Records supplied:
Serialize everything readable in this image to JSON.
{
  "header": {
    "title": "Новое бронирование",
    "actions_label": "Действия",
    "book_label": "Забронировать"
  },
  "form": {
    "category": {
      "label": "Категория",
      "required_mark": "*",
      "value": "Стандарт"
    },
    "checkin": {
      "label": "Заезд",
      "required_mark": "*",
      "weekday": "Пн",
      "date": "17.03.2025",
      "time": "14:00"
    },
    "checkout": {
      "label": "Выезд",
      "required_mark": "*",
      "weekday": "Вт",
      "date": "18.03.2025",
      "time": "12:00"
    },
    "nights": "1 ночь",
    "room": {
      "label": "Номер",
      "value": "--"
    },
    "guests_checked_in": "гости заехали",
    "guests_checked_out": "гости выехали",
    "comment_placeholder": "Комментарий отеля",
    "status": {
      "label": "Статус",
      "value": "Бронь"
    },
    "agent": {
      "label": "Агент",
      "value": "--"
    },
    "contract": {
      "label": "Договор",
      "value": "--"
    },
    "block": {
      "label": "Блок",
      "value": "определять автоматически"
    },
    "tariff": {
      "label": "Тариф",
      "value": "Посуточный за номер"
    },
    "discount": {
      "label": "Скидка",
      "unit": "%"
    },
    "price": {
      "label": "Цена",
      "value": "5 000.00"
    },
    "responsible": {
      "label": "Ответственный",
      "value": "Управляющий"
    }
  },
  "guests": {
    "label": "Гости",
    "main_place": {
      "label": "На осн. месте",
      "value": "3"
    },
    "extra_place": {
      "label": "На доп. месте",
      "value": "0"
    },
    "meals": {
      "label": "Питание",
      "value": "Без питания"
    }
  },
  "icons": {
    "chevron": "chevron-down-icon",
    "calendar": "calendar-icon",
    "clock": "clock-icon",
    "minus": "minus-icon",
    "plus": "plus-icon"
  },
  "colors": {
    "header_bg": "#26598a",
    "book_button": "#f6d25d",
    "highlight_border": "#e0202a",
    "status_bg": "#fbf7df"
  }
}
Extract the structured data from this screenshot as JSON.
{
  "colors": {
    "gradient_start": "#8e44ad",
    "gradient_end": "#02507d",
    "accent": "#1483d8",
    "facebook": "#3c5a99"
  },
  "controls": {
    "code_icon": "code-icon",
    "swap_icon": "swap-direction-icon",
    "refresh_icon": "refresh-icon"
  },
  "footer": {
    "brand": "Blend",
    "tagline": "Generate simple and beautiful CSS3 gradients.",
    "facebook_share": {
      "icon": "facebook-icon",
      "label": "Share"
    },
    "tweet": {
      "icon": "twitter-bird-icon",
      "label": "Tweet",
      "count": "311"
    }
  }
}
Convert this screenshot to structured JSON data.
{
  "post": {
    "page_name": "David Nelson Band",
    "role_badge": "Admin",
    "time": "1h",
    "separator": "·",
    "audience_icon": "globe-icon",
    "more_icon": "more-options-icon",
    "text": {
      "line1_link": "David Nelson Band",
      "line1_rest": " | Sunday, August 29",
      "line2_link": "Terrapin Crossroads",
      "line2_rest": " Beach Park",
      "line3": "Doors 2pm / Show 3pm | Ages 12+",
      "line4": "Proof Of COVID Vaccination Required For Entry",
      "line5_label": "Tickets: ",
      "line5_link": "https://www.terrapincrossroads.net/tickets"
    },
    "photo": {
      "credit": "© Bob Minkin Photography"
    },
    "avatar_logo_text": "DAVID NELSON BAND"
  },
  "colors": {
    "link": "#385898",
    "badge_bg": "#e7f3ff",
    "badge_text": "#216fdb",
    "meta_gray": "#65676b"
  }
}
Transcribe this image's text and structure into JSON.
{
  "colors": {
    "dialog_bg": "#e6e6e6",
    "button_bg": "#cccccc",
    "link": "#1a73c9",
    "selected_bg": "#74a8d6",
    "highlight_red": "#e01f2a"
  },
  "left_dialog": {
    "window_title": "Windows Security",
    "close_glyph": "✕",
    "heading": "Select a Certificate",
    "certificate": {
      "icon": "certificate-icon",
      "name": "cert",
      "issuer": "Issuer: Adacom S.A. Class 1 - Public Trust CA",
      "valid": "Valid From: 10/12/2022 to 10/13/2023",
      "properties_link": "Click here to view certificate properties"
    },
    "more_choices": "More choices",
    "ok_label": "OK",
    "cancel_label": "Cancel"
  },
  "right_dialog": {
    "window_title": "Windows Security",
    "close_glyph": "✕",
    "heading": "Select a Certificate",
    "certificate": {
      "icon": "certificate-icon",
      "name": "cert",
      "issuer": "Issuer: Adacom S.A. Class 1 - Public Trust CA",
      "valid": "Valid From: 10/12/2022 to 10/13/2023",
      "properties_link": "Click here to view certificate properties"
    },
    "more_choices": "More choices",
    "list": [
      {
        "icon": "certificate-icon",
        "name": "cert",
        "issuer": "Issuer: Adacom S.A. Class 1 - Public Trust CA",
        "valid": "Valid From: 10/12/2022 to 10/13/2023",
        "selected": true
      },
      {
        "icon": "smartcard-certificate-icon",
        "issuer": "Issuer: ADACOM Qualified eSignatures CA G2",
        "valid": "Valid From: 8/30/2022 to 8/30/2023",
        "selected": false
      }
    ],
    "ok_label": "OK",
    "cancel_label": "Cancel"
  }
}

Objective: Provide all the records again, word for word.

Task output:
Serialize everything readable in this image to JSON.
{
  "header": {
    "title": "Новое бронирование",
    "actions_label": "Действия",
    "book_label": "Забронировать"
  },
  "form": {
    "category": {
      "label": "Категория",
      "required_mark": "*",
      "value": "Стандарт"
    },
    "checkin": {
      "label": "Заезд",
      "required_mark": "*",
      "weekday": "Пн",
      "date": "17.03.2025",
      "time": "14:00"
    },
    "checkout": {
      "label": "Выезд",
      "required_mark": "*",
      "weekday": "Вт",
      "date": "18.03.2025",
      "time": "12:00"
    },
    "nights": "1 ночь",
    "room": {
      "label": "Номер",
      "value": "--"
    },
    "guests_checked_in": "гости заехали",
    "guests_checked_out": "гости выехали",
    "comment_placeholder": "Комментарий отеля",
    "status": {
      "label": "Статус",
      "value": "Бронь"
    },
    "agent": {
      "label": "Агент",
      "value": "--"
    },
    "contract": {
      "label": "Договор",
      "value": "--"
    },
    "block": {
      "label": "Блок",
      "value": "определять автоматически"
    },
    "tariff": {
      "label": "Тариф",
      "value": "Посуточный за номер"
    },
    "discount": {
      "label": "Скидка",
      "unit": "%"
    },
    "price": {
      "label": "Цена",
      "value": "5 000.00"
    },
    "responsible": {
      "label": "Ответственный",
      "value": "Управляющий"
    }
  },
  "guests": {
    "label": "Гости",
    "main_place": {
      "label": "На осн. месте",
      "value": "3"
    },
    "extra_place": {
      "label": "На доп. месте",
      "value": "0"
    },
    "meals": {
      "label": "Питание",
      "value": "Без питания"
    }
  },
  "icons": {
    "chevron": "chevron-down-icon",
    "calendar": "calendar-icon",
    "clock": "clock-icon",
    "minus": "minus-icon",
    "plus": "plus-icon"
  },
  "colors": {
    "header_bg": "#26598a",
    "book_button": "#f6d25d",
    "highlight_border": "#e0202a",
    "status_bg": "#fbf7df"
  }
}
Extract the structured data from this screenshot as JSON.
{
  "colors": {
    "gradient_start": "#8e44ad",
    "gradient_end": "#02507d",
    "accent": "#1483d8",
    "facebook": "#3c5a99"
  },
  "controls": {
    "code_icon": "code-icon",
    "swap_icon": "swap-direction-icon",
    "refresh_icon": "refresh-icon"
  },
  "footer": {
    "brand": "Blend",
    "tagline": "Generate simple and beautiful CSS3 gradients.",
    "facebook_share": {
      "icon": "facebook-icon",
      "label": "Share"
    },
    "tweet": {
      "icon": "twitter-bird-icon",
      "label": "Tweet",
      "count": "311"
    }
  }
}
Convert this screenshot to structured JSON data.
{
  "post": {
    "page_name": "David Nelson Band",
    "role_badge": "Admin",
    "time": "1h",
    "separator": "·",
    "audience_icon": "globe-icon",
    "more_icon": "more-options-icon",
    "text": {
      "line1_link": "David Nelson Band",
      "line1_rest": " | Sunday, August 29",
      "line2_link": "Terrapin Crossroads",
      "line2_rest": " Beach Park",
      "line3": "Doors 2pm / Show 3pm | Ages 12+",
      "line4": "Proof Of COVID Vaccination Required For Entry",
      "line5_label": "Tickets: ",
      "line5_link": "https://www.terrapincrossroads.net/tickets"
    },
    "photo": {
      "credit": "© Bob Minkin Photography"
    },
    "avatar_logo_text": "DAVID NELSON BAND"
  },
  "colors": {
    "link": "#385898",
    "badge_bg": "#e7f3ff",
    "badge_text": "#216fdb",
    "meta_gray": "#65676b"
  }
}
Transcribe this image's text and structure into JSON.
{
  "colors": {
    "dialog_bg": "#e6e6e6",
    "button_bg": "#cccccc",
    "link": "#1a73c9",
    "selected_bg": "#74a8d6",
    "highlight_red": "#e01f2a"
  },
  "left_dialog": {
    "window_title": "Windows Security",
    "close_glyph": "✕",
    "heading": "Select a Certificate",
    "certificate": {
      "icon": "certificate-icon",
      "name": "cert",
      "issuer": "Issuer: Adacom S.A. Class 1 - Public Trust CA",
      "valid": "Valid From: 10/12/2022 to 10/13/2023",
      "properties_link": "Click here to view certificate properties"
    },
    "more_choices": "More choices",
    "ok_label": "OK",
    "cancel_label": "Cancel"
  },
  "right_dialog": {
    "window_title": "Windows Security",
    "close_glyph": "✕",
    "heading": "Select a Certificate",
    "certificate": {
      "icon": "certificate-icon",
      "name": "cert",
      "issuer": "Issuer: Adacom S.A. Class 1 - Public Trust CA",
      "valid": "Valid From: 10/12/2022 to 10/13/2023",
      "properties_link": "Click here to view certificate properties"
    },
    "more_choices": "More choices",
    "list": [
      {
        "icon": "certificate-icon",
        "name": "cert",
        "issuer": "Issuer: Adacom S.A. Class 1 - Public Trust CA",
        "valid": "Valid From: 10/12/2022 to 10/13/2023",
        "selected": true
      },
      {
        "icon": "smartcard-certificate-icon",
        "issuer": "Issuer: ADACOM Qualified eSignatures CA G2",
        "valid": "Valid From: 8/30/2022 to 8/30/2023",
        "selected": false
      }
    ],
    "ok_label": "OK",
    "cancel_label": "Cancel"
  }
}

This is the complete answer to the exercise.